STATED PROBLEM: Copy every line of the following data that includes the string "name".

DATA:
□ □ □ □ □
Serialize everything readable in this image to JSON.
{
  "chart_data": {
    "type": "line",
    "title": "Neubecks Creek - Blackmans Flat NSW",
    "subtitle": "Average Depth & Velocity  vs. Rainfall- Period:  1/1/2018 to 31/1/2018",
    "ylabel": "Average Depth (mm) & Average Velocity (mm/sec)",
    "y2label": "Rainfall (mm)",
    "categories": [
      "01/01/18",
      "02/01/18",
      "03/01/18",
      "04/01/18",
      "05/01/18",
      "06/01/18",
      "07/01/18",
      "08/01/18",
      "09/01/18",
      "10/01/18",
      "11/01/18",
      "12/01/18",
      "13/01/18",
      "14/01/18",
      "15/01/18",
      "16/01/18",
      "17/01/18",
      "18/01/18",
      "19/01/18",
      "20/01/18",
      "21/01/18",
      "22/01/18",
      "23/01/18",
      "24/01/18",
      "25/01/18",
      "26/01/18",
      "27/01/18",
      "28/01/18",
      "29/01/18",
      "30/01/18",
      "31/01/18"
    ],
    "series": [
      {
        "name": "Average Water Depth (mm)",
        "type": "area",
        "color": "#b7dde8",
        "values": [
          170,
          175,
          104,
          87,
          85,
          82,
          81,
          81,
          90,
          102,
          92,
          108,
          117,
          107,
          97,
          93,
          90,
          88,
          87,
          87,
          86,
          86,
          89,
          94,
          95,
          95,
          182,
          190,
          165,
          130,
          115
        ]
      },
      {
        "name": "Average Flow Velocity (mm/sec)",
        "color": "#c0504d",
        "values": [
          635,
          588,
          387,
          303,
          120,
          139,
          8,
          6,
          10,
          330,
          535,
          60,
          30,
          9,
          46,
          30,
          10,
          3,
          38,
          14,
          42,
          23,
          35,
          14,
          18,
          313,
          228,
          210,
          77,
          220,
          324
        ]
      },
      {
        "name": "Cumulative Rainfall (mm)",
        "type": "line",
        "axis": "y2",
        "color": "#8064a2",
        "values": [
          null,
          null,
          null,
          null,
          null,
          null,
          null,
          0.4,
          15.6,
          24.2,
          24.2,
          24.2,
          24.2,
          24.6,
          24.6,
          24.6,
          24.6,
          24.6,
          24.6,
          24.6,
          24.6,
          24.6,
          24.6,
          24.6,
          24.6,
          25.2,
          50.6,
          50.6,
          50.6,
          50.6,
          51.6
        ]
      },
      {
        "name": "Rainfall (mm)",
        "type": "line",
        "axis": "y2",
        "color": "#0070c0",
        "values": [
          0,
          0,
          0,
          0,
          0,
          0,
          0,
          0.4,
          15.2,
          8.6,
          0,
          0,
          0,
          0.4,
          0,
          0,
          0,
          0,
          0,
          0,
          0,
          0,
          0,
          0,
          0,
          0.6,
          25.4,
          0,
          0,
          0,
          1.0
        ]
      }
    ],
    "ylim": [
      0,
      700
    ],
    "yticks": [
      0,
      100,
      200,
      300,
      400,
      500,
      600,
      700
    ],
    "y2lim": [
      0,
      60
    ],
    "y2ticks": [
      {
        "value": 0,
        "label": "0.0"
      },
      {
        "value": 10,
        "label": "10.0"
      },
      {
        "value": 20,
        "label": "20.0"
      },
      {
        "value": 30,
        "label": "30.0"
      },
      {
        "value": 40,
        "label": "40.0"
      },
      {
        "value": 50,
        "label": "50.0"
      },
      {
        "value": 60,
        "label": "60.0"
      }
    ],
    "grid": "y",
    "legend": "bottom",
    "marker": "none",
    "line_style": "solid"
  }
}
□ □ □ □ □
RESPONSE FOR THIS EXERCISE:
        "name": "Average Water Depth (mm)",
        "name": "Average Flow Velocity (mm/sec)",
        "name": "Cumulative Rainfall (mm)",
        "name": "Rainfall (mm)",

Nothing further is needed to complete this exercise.